**Given instruction:**
Go through the lines below and copy each one that holds the string "баррелей".

Stored dataset items:
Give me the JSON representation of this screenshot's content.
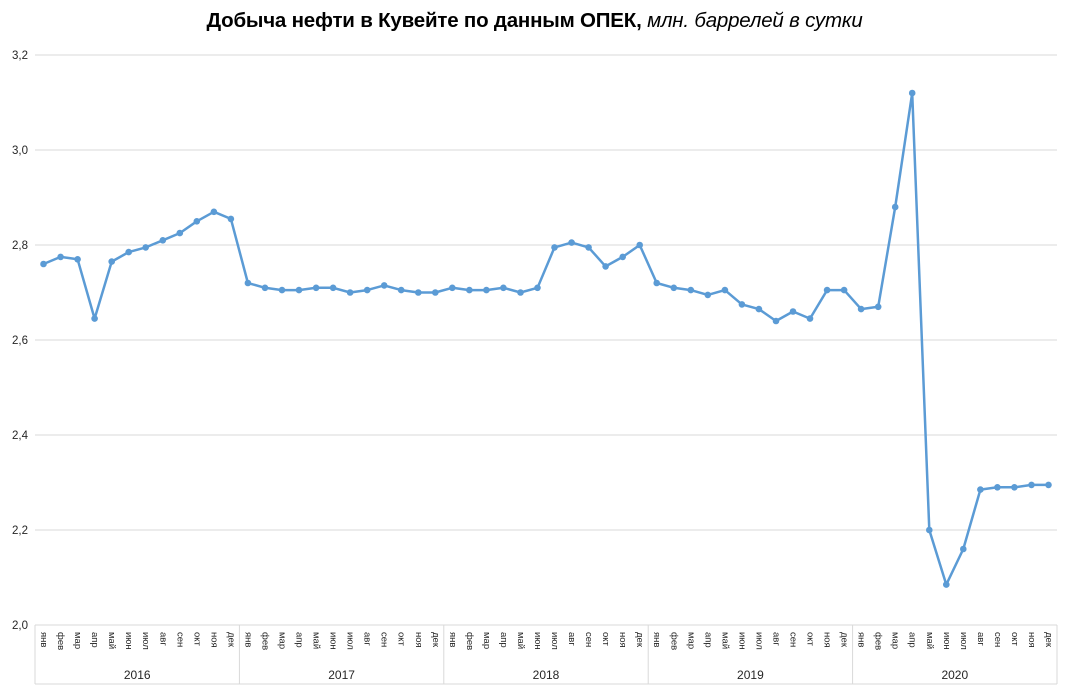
{
  "title": {
    "main": "Добыча нефти в Кувейте по данным ОПЕК,",
    "subtitle": " млн. баррелей в сутки"
  },
  "chart_data": {
    "type": "line",
    "title": "Добыча нефти в Кувейте по данным ОПЕК, млн. баррелей в сутки",
    "ylabel": "млн. баррелей в сутки",
    "ylim": [
      2.0,
      3.2
    ],
    "ytick_step": 0.2,
    "ytick_labels_top_to_bottom": [
      "3,2",
      "3,0",
      "2,8",
      "2,6",
      "2,4",
      "2,2",
      "2,0"
    ],
    "grid": true,
    "legend": false,
    "line_color": "#5B9BD5",
    "grid_color": "#D9D9D9",
    "text_color": "#262626",
    "months": [
      "янв",
      "фев",
      "мар",
      "апр",
      "май",
      "июн",
      "июл",
      "авг",
      "сен",
      "окт",
      "ноя",
      "дек"
    ],
    "years": [
      "2016",
      "2017",
      "2018",
      "2019",
      "2020"
    ],
    "values": [
      2.76,
      2.775,
      2.77,
      2.645,
      2.765,
      2.785,
      2.795,
      2.81,
      2.825,
      2.85,
      2.87,
      2.855,
      2.72,
      2.71,
      2.705,
      2.705,
      2.71,
      2.71,
      2.7,
      2.705,
      2.715,
      2.705,
      2.7,
      2.7,
      2.71,
      2.705,
      2.705,
      2.71,
      2.7,
      2.71,
      2.795,
      2.805,
      2.795,
      2.755,
      2.775,
      2.8,
      2.72,
      2.71,
      2.705,
      2.695,
      2.705,
      2.675,
      2.665,
      2.64,
      2.66,
      2.645,
      2.705,
      2.705,
      2.665,
      2.67,
      2.88,
      3.12,
      2.2,
      2.085,
      2.16,
      2.285,
      2.29,
      2.29,
      2.295,
      2.295
    ]
  }
}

**Result for this task:**
    "subtitle": " млн. баррелей в сутки"
    "title": "Добыча нефти в Кувейте по данным ОПЕК, млн. баррелей в сутки",
    "ylabel": "млн. баррелей в сутки",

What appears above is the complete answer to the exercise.